Lors de sa tournée européenne, notamment sur le plateau de TV5 à Paris le dimanche 25 novembre 2018, l’Honorable Député à l’Assemblée Nationale Sénégalaise M. OUSMANE SONKO, président du Parti PASTEF les Patriotes et candidat à la candidature à l’élection présidentielle de février 2019 a réitéré sa volonté farouche de sortir du FCFA une fois élu à la Magistrature Suprême.
Cette question semble n’avoir jamais été aussi brûlante qu’au cours de la décennie que nous traversons. Depuis cette annonce, des attaques tous azimuts fusent sans réels arguments, certains versent même dans l’excès en le taxant de populiste. Alors Parlons-en ! car chez les Patriotes il n’y a pas de sujet tabou.
Cette question est à l’origine d’un clivage qui perdure en Afrique francophone depuis les indépendances nationales. Le franc CFA signifiait auparavant Franc des Comptoirs Français d’Afrique, puis Franc des Colonies Françaises d’Afrique, pour subtilement devenir le Franc des Communautés Françaises d’Afrique, avant de subir un lifting marketing et devenir le Franc de la Communauté Financière d’Afrique.

◆ ENTRÉES DU CORPUS

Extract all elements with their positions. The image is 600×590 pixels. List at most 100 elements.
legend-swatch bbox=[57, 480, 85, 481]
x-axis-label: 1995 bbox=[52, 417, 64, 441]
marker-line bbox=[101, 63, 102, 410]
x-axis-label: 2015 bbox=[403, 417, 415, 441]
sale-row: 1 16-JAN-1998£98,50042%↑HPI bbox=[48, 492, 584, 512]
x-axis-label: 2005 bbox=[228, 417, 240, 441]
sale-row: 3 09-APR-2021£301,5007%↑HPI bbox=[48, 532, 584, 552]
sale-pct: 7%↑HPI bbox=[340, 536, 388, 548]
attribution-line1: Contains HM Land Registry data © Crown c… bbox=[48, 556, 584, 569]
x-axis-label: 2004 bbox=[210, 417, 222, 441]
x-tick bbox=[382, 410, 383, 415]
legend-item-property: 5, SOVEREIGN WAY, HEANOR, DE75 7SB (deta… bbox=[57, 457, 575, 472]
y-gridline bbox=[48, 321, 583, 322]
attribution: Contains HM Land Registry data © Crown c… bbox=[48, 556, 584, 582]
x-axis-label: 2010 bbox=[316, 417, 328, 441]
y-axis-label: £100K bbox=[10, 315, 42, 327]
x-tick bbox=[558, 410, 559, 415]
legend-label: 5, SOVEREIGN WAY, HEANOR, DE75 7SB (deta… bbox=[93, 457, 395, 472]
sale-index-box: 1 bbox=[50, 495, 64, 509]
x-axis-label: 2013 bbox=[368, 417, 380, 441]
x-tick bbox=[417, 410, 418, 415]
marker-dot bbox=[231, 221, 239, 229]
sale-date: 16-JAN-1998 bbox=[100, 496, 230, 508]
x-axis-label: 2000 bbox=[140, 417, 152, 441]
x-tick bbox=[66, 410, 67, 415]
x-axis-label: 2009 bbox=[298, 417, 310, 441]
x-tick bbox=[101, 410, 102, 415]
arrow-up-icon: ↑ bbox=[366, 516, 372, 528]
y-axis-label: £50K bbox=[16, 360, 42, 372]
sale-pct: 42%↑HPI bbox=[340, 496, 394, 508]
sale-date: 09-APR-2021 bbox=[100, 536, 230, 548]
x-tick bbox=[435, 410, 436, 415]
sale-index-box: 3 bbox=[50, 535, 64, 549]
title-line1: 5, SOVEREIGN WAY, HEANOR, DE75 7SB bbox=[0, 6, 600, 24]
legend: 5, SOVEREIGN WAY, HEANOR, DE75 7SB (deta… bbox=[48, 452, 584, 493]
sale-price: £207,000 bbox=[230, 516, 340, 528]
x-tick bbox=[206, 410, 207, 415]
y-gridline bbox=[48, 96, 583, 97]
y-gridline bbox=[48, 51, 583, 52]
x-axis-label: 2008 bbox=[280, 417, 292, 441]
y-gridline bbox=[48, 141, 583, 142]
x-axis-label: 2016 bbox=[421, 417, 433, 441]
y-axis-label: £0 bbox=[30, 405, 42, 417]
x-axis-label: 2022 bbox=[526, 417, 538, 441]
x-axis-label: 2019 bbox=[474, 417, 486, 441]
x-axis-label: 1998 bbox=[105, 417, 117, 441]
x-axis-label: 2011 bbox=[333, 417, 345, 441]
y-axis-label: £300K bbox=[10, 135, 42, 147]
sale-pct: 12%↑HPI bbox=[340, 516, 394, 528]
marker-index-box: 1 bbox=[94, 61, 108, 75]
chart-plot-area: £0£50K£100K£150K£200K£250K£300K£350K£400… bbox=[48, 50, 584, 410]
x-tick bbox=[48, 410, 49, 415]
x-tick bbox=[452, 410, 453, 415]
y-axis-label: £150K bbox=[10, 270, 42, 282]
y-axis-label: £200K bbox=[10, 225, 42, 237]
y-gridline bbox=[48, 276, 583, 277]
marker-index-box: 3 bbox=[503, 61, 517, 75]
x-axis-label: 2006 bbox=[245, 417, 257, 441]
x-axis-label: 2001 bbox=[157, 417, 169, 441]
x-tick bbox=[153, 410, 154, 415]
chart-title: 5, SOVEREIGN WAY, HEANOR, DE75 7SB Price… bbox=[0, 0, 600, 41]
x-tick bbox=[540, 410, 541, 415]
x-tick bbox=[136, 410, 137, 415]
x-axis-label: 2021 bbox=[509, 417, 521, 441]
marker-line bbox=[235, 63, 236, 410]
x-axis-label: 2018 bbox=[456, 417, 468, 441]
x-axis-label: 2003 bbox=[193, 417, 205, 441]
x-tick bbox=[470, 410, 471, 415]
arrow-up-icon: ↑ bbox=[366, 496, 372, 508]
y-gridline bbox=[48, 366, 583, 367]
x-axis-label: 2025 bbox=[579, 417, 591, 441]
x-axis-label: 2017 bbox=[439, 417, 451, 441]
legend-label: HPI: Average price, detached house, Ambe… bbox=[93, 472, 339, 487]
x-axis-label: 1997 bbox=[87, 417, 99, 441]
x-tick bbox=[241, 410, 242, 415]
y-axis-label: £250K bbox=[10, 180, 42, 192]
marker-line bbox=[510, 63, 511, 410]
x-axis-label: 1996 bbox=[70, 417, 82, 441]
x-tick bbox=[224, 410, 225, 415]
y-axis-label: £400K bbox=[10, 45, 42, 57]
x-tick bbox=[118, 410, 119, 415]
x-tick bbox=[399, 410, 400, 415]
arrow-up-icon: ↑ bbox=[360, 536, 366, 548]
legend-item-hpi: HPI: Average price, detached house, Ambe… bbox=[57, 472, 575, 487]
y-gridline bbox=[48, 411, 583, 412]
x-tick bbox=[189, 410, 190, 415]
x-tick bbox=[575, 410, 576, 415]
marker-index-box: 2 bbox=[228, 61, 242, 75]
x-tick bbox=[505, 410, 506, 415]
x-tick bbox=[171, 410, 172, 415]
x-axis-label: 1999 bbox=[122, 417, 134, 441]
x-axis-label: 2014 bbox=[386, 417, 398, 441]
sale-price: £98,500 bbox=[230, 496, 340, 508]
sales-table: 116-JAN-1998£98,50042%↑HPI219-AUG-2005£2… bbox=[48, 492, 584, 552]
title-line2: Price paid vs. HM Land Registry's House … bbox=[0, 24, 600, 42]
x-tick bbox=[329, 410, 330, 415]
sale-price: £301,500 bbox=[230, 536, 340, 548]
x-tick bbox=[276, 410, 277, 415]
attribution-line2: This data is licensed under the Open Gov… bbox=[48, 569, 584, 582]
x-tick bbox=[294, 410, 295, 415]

--

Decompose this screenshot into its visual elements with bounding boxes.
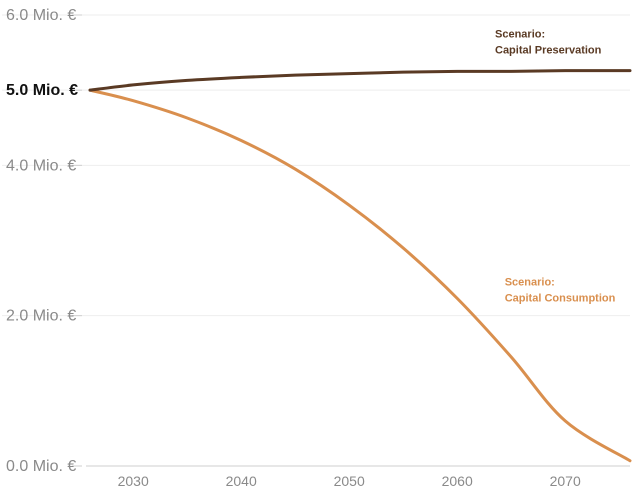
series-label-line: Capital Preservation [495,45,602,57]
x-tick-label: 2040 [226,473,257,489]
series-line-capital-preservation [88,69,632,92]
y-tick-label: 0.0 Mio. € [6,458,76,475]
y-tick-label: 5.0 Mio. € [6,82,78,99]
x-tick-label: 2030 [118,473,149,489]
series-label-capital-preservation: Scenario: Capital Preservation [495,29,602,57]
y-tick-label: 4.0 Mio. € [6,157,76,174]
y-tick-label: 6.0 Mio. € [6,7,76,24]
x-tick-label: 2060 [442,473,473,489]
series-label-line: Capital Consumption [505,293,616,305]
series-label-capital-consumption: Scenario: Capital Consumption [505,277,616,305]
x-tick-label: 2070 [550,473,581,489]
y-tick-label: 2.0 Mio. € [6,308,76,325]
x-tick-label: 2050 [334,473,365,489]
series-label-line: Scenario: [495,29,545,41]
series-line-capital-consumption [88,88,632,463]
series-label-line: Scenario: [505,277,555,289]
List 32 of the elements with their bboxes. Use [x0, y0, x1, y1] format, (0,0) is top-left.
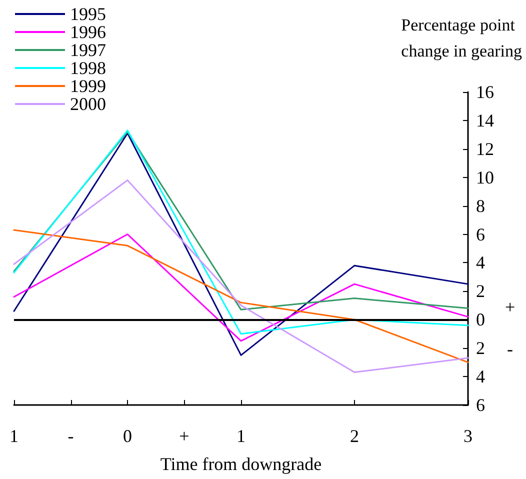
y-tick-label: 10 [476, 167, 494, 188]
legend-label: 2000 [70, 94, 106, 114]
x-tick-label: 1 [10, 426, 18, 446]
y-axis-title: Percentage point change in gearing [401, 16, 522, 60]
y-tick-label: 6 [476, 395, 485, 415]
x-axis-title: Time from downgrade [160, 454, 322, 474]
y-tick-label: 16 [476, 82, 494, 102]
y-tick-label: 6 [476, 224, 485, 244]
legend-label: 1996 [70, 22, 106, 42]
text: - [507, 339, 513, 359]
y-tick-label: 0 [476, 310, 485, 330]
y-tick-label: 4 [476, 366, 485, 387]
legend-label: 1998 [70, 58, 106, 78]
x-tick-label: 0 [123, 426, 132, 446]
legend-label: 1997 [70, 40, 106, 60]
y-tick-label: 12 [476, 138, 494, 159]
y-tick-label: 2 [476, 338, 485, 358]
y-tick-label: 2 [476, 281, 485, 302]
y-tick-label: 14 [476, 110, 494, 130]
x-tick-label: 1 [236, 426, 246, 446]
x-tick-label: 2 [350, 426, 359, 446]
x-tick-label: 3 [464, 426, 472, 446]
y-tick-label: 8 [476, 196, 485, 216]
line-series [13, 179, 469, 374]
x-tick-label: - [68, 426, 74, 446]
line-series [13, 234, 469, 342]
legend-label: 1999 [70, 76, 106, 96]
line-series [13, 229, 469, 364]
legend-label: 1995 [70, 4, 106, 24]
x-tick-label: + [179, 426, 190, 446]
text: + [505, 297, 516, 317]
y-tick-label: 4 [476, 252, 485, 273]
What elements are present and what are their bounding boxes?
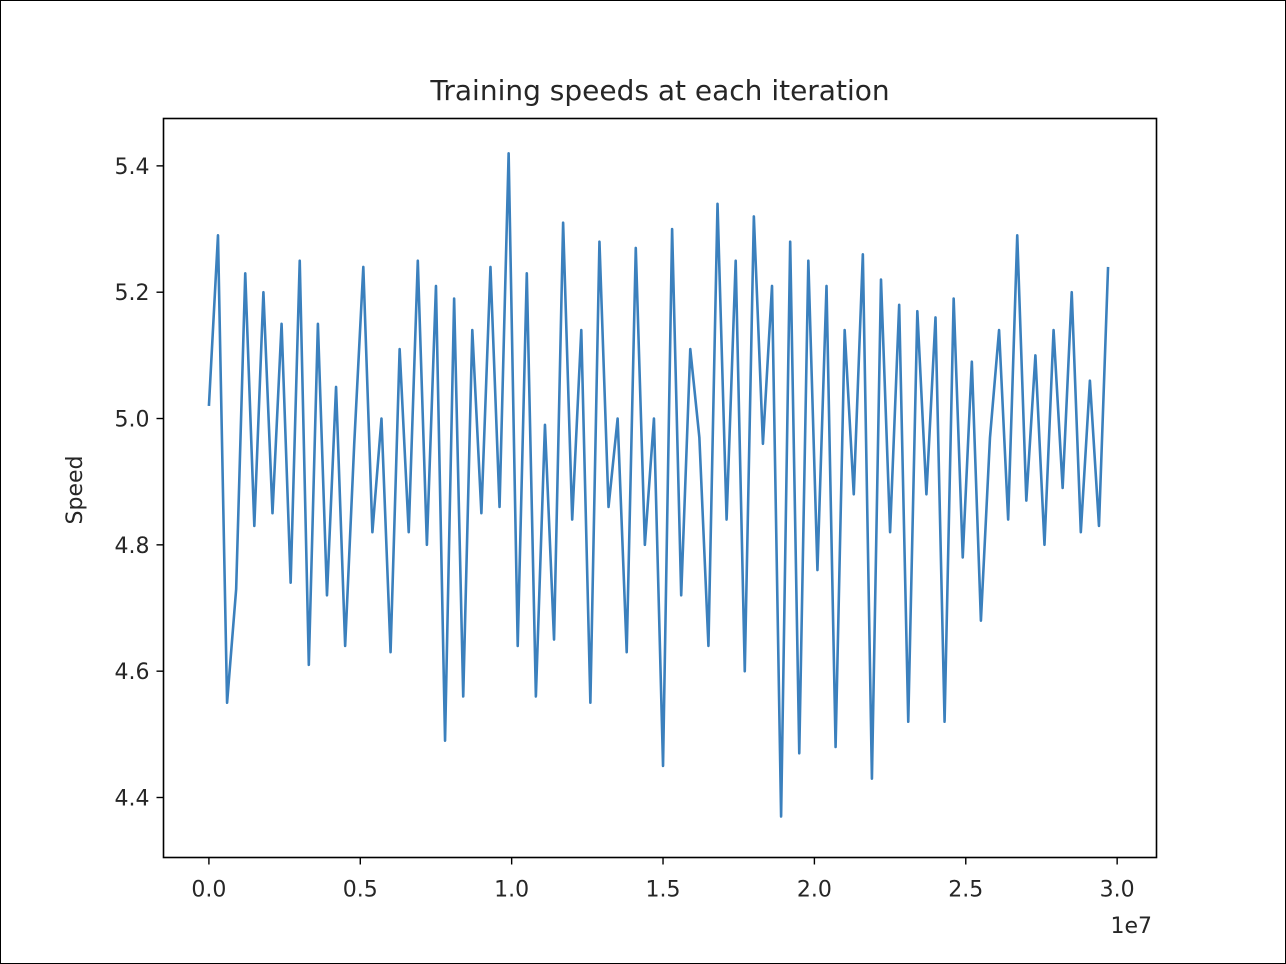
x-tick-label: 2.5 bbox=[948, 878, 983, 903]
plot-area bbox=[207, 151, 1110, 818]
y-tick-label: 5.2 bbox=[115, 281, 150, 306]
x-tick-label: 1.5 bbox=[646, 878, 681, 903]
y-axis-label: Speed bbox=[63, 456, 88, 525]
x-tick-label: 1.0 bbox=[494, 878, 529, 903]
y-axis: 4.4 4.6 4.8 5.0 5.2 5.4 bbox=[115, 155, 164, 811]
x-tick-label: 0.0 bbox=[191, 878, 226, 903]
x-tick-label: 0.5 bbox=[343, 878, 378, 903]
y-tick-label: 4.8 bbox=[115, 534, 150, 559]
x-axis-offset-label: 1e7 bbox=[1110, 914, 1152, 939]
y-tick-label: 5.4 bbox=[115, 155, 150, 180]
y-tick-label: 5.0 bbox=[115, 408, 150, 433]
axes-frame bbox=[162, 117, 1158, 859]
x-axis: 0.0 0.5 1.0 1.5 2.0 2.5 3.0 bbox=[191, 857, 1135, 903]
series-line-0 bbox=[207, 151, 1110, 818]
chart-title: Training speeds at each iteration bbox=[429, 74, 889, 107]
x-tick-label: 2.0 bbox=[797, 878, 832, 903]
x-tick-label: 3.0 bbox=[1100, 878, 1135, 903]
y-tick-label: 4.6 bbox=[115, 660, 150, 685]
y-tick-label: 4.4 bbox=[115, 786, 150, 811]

==

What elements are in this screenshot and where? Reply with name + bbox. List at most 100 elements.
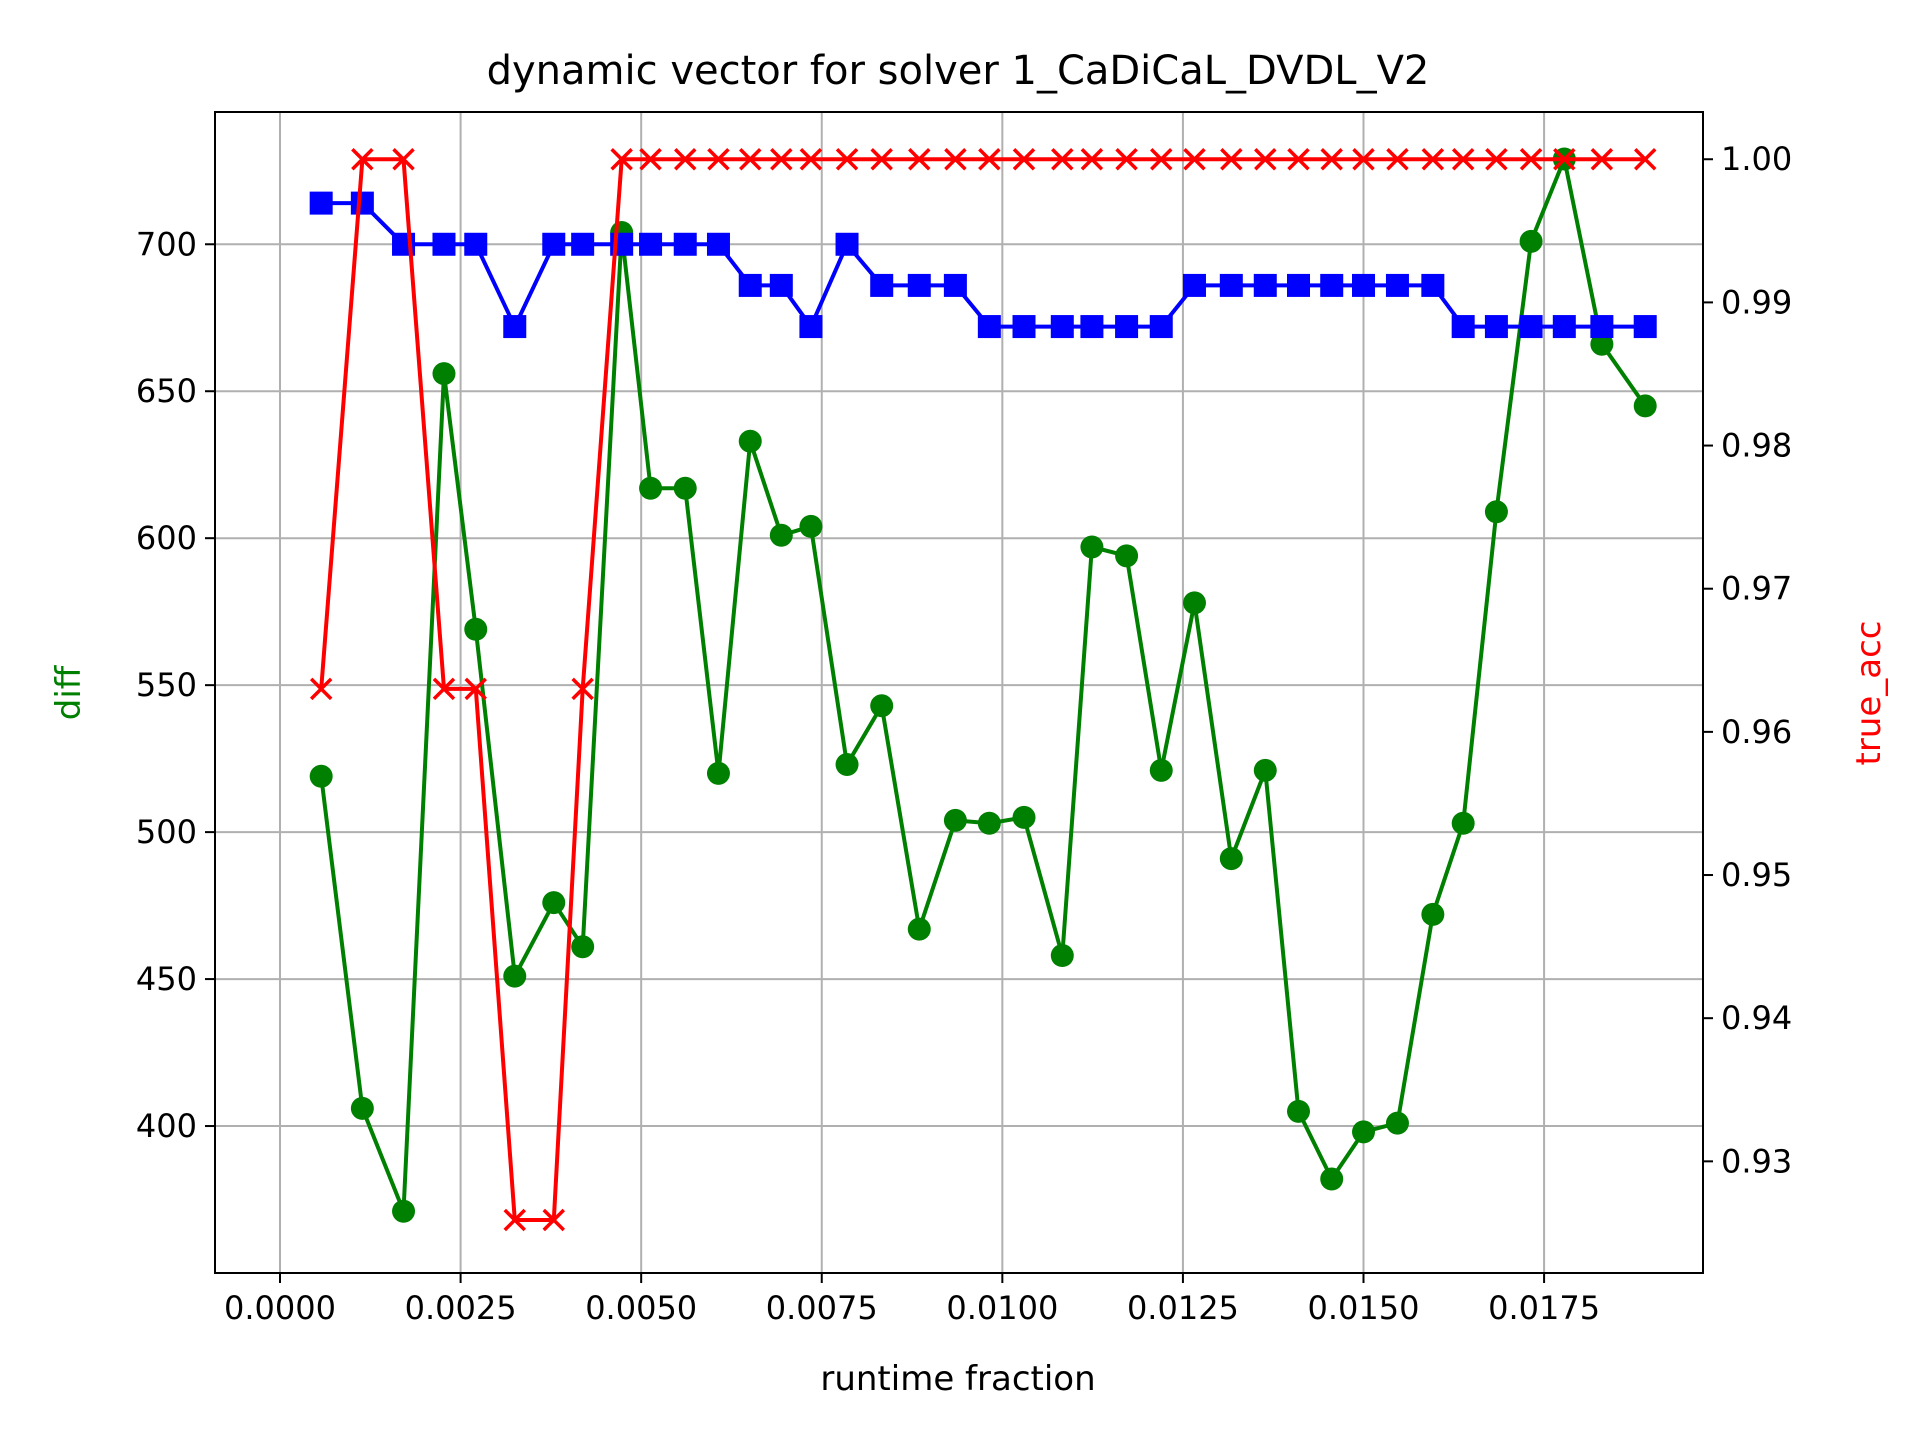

◆ CONSIGNES
1) D’après le passage sur le franc CFA, sur quel plateau Ousmane Sonko a-t-il réaffirmé, le dimanche 25 novembre 2018, sa volonté de sortir du FCFA ?
2) Pour chacune des affirmations suivantes, indiquez par oui ou par non si elle concorde avec le passage sur le franc CFA, et citez les mots du passage qui tranchent. (a) Ousmane Sonko préside le parti PASTEF les Patriotes. (b) L’élection présidentielle mentionnée devait se tenir en mars 2019. (c) Le sigle CFA a d’abord désigné le Franc des Colonies Françaises d’Afrique.

◆ RÉPONSES
1) Sur le plateau de TV5 à Paris.

2)
(a) Oui : « président du Parti PASTEF les Patriotes ».
(b) Non : « l’élection présidentielle de février 2019 ».
(c) Non : « Le franc CFA signifiait auparavant Franc des Comptoirs Français d’Afrique ».